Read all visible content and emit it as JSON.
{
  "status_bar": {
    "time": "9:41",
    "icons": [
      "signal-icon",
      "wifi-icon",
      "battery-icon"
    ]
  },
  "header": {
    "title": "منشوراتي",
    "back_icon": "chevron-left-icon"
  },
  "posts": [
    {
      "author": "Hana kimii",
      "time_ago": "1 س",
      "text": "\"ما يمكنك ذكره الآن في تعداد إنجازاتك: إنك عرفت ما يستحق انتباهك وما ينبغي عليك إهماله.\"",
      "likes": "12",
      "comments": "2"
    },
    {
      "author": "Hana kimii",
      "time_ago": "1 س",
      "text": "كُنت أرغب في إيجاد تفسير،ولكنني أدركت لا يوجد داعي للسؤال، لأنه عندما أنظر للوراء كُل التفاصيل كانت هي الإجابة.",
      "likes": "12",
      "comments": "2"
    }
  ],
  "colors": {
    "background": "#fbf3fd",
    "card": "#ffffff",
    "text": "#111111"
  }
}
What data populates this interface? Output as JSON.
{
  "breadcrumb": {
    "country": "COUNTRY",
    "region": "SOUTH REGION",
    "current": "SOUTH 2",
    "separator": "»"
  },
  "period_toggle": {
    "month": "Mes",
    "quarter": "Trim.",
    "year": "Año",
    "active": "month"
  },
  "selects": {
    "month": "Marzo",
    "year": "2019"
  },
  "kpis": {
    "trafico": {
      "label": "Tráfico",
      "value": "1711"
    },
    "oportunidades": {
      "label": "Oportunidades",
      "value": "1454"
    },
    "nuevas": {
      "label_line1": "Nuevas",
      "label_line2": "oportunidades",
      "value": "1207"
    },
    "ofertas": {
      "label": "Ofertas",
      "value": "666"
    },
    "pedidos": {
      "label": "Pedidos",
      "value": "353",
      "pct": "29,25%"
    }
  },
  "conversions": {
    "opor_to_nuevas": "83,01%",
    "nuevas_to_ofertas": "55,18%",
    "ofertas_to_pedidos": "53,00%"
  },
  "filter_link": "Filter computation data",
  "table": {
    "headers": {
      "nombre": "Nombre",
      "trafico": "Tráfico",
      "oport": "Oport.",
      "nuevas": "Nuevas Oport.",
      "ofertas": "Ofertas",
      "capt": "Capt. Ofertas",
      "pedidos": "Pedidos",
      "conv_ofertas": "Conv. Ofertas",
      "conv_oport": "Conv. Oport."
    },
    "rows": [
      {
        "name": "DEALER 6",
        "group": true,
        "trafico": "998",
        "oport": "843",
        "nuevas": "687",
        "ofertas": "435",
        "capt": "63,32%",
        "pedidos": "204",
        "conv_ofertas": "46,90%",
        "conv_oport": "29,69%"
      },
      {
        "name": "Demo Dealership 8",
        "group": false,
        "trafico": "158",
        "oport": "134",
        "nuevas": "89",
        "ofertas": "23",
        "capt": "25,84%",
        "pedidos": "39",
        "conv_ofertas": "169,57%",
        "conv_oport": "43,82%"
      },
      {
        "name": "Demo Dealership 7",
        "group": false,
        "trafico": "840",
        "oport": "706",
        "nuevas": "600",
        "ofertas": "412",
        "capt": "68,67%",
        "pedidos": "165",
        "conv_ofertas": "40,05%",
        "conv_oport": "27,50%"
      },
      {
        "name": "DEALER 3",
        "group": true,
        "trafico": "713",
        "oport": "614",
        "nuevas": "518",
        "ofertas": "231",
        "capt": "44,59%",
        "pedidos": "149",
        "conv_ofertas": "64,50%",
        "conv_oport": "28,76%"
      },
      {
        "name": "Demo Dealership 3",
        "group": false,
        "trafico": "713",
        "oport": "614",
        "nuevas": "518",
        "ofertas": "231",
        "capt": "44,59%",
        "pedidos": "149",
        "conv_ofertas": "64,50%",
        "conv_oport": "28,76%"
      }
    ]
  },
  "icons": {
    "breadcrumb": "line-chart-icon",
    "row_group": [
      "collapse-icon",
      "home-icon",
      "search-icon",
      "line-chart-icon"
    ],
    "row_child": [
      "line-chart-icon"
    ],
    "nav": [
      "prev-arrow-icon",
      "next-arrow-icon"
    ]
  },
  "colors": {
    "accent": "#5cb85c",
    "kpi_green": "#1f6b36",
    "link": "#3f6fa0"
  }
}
::::::::::
- [PROBLEM DESCRIPTION]:
Only the number is required: the count of lines containing the word "text".

- [THE SOLUTION]:
3